***** Dataset content
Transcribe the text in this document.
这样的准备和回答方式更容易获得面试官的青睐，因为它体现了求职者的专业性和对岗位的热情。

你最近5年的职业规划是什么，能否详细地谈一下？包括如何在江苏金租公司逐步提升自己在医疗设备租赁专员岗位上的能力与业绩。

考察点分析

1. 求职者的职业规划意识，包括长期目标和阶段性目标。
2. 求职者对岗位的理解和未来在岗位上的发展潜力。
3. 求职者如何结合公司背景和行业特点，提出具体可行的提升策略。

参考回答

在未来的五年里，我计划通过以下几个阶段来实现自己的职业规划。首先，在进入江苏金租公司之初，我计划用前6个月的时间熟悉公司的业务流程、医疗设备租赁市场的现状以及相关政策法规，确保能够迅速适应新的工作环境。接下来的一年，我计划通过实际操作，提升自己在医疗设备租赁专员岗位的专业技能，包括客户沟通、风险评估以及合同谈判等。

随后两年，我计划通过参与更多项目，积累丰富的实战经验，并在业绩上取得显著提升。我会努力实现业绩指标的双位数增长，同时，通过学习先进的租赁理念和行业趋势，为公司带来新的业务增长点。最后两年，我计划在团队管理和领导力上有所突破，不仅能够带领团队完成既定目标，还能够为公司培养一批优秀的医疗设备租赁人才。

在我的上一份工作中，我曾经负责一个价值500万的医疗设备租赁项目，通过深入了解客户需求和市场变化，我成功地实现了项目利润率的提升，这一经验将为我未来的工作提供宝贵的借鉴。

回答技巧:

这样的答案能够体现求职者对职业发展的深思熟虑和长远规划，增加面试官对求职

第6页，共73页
**********
> _What is being asked_: Extract every line above exactly as it stands.

> _Finished task_:
Transcribe the text in this document.
这样的准备和回答方式更容易获得面试官的青睐，因为它体现了求职者的专业性和对岗位的热情。

你最近5年的职业规划是什么，能否详细地谈一下？包括如何在江苏金租公司逐步提升自己在医疗设备租赁专员岗位上的能力与业绩。

考察点分析

1. 求职者的职业规划意识，包括长期目标和阶段性目标。
2. 求职者对岗位的理解和未来在岗位上的发展潜力。
3. 求职者如何结合公司背景和行业特点，提出具体可行的提升策略。

参考回答

在未来的五年里，我计划通过以下几个阶段来实现自己的职业规划。首先，在进入江苏金租公司之初，我计划用前6个月的时间熟悉公司的业务流程、医疗设备租赁市场的现状以及相关政策法规，确保能够迅速适应新的工作环境。接下来的一年，我计划通过实际操作，提升自己在医疗设备租赁专员岗位的专业技能，包括客户沟通、风险评估以及合同谈判等。

随后两年，我计划通过参与更多项目，积累丰富的实战经验，并在业绩上取得显著提升。我会努力实现业绩指标的双位数增长，同时，通过学习先进的租赁理念和行业趋势，为公司带来新的业务增长点。最后两年，我计划在团队管理和领导力上有所突破，不仅能够带领团队完成既定目标，还能够为公司培养一批优秀的医疗设备租赁人才。

在我的上一份工作中，我曾经负责一个价值500万的医疗设备租赁项目，通过深入了解客户需求和市场变化，我成功地实现了项目利润率的提升，这一经验将为我未来的工作提供宝贵的借鉴。

回答技巧:

这样的答案能够体现求职者对职业发展的深思熟虑和长远规划，增加面试官对求职

第6页，共73页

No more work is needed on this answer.